Word for word, print each line of the listing below; pictures stay out.

** Start of Data shown **

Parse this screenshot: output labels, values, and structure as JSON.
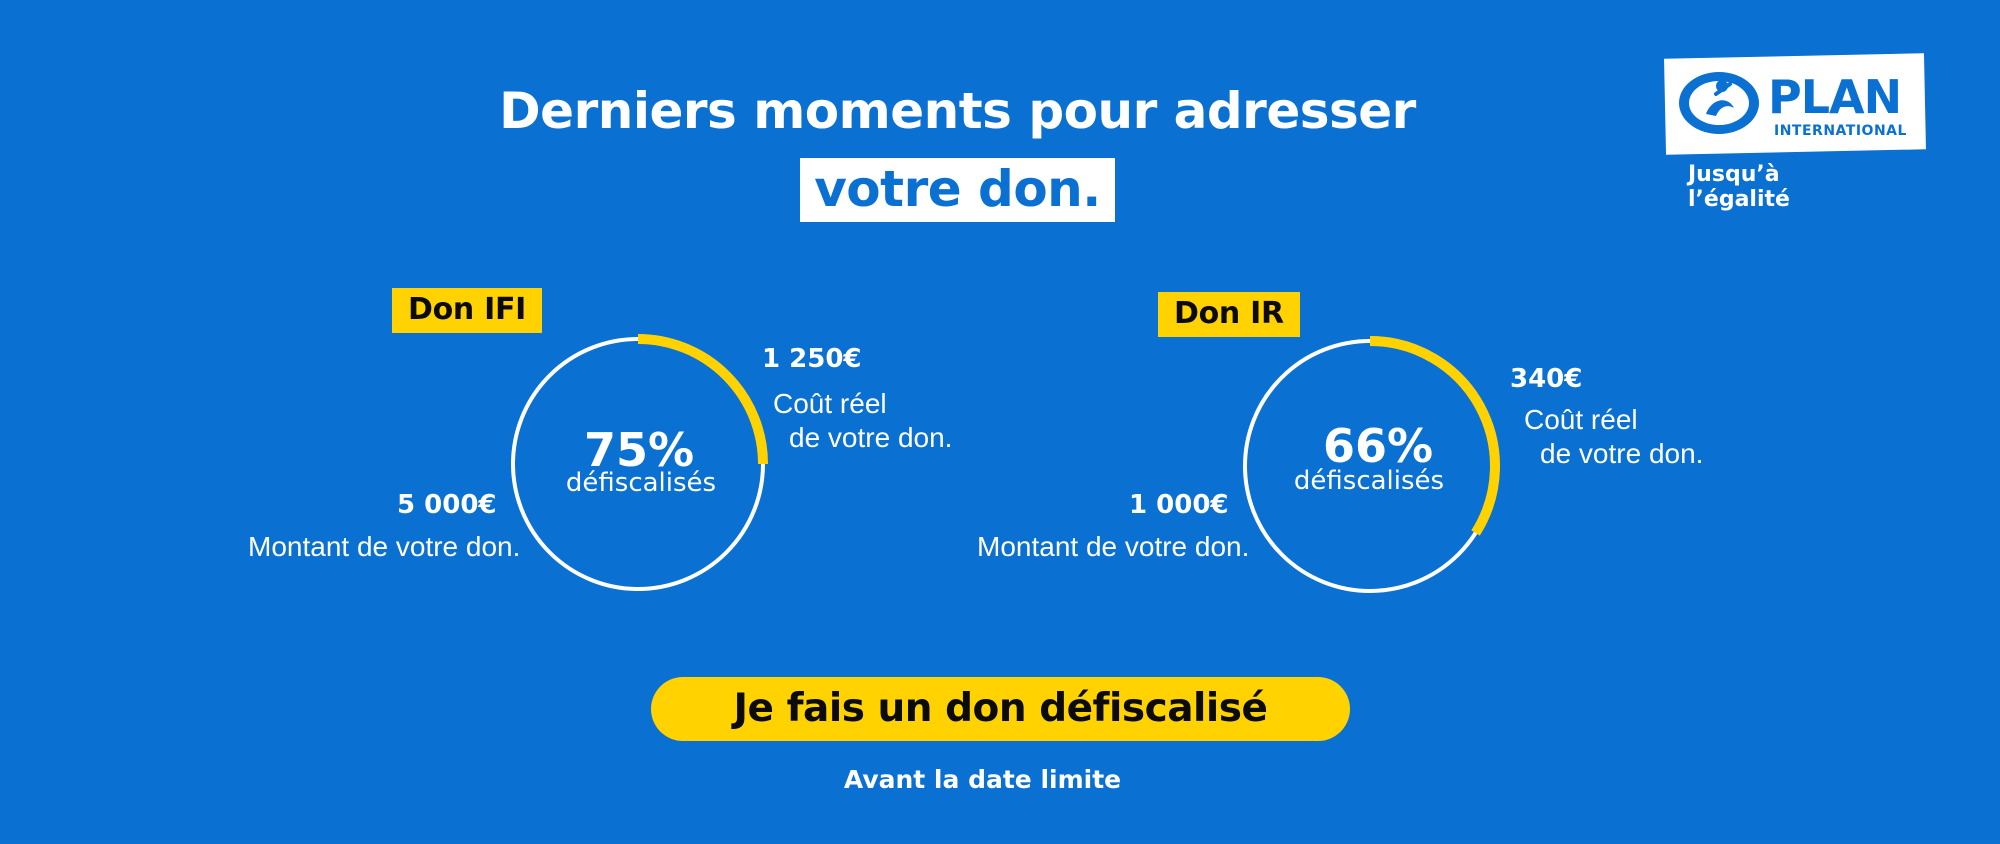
{
  "headline": {
    "line1": "Derniers moments pour adresser",
    "line2": "votre don."
  },
  "logo": {
    "brand": "PLAN",
    "sub": "INTERNATIONAL",
    "tagline": "Jusqu’à l’égalité"
  },
  "cards": [
    {
      "tag": "Don IFI",
      "percent_fraction": 0.75,
      "percent_text": "75%",
      "percent_sub": "défiscalisés",
      "cost_amount": "1 250€",
      "cost_line1": "Coût réel",
      "cost_line2": "de votre don.",
      "donation_amount": "5 000€",
      "donation_caption": "Montant de votre don."
    },
    {
      "tag": "Don IR",
      "percent_fraction": 0.66,
      "percent_text": "66%",
      "percent_sub": "défiscalisés",
      "cost_amount": "340€",
      "cost_line1": "Coût réel",
      "cost_line2": "de votre don.",
      "donation_amount": "1 000€",
      "donation_caption": "Montant de votre don."
    }
  ],
  "cta": {
    "label": "Je fais un don défiscalisé",
    "sub": "Avant la date limite"
  },
  "colors": {
    "background": "#0a70d2",
    "accent": "#ffd200",
    "ring": "#ffffff"
  }
}
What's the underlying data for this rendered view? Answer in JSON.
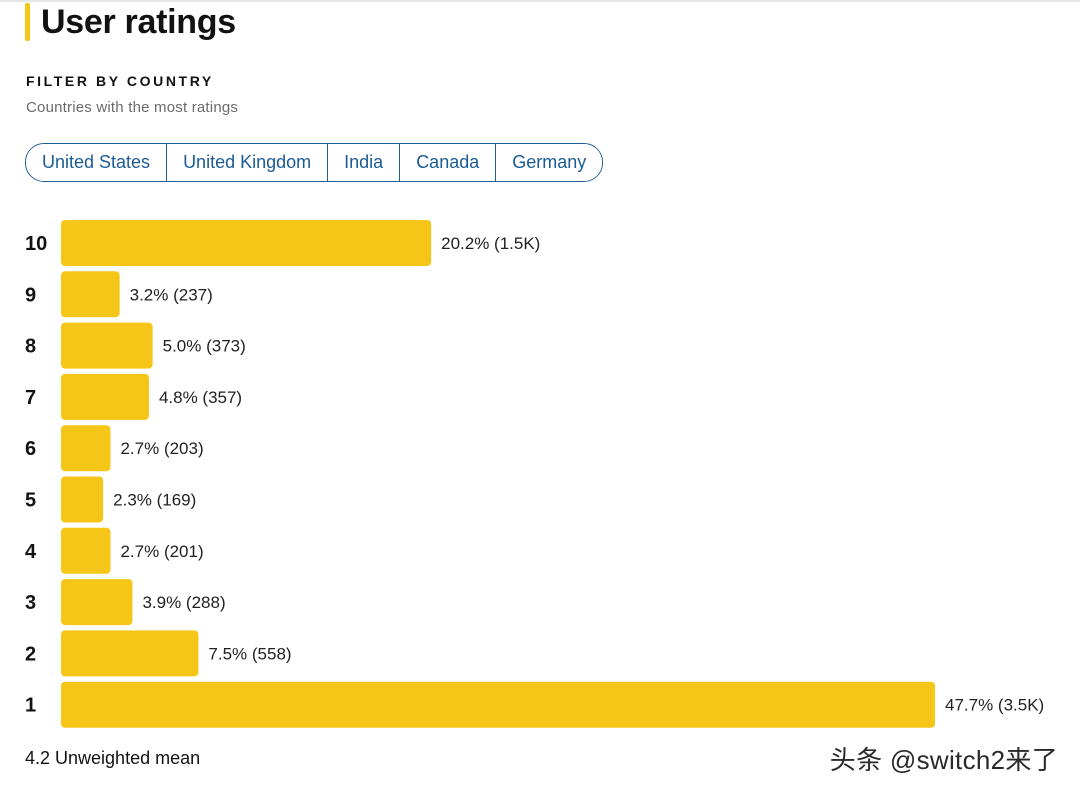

** End of Data shown **

_Solution to this task:_
Parse this screenshot: output labels, values, and structure as JSON.
{
  "headline": {
    "line1": "Derniers moments pour adresser",
    "line2": "votre don."
  },
  "logo": {
    "brand": "PLAN",
    "sub": "INTERNATIONAL",
    "tagline": "Jusqu’à l’égalité"
  },
  "cards": [
    {
      "tag": "Don IFI",
      "percent_fraction": 0.75,
      "percent_text": "75%",
      "percent_sub": "défiscalisés",
      "cost_amount": "1 250€",
      "cost_line1": "Coût réel",
      "cost_line2": "de votre don.",
      "donation_amount": "5 000€",
      "donation_caption": "Montant de votre don."
    },
    {
      "tag": "Don IR",
      "percent_fraction": 0.66,
      "percent_text": "66%",
      "percent_sub": "défiscalisés",
      "cost_amount": "340€",
      "cost_line1": "Coût réel",
      "cost_line2": "de votre don.",
      "donation_amount": "1 000€",
      "donation_caption": "Montant de votre don."
    }
  ],
  "cta": {
    "label": "Je fais un don défiscalisé",
    "sub": "Avant la date limite"
  },
  "colors": {
    "background": "#0a70d2",
    "accent": "#ffd200",
    "ring": "#ffffff"
  }
}
What's the underlying data for this rendered view? Answer in JSON.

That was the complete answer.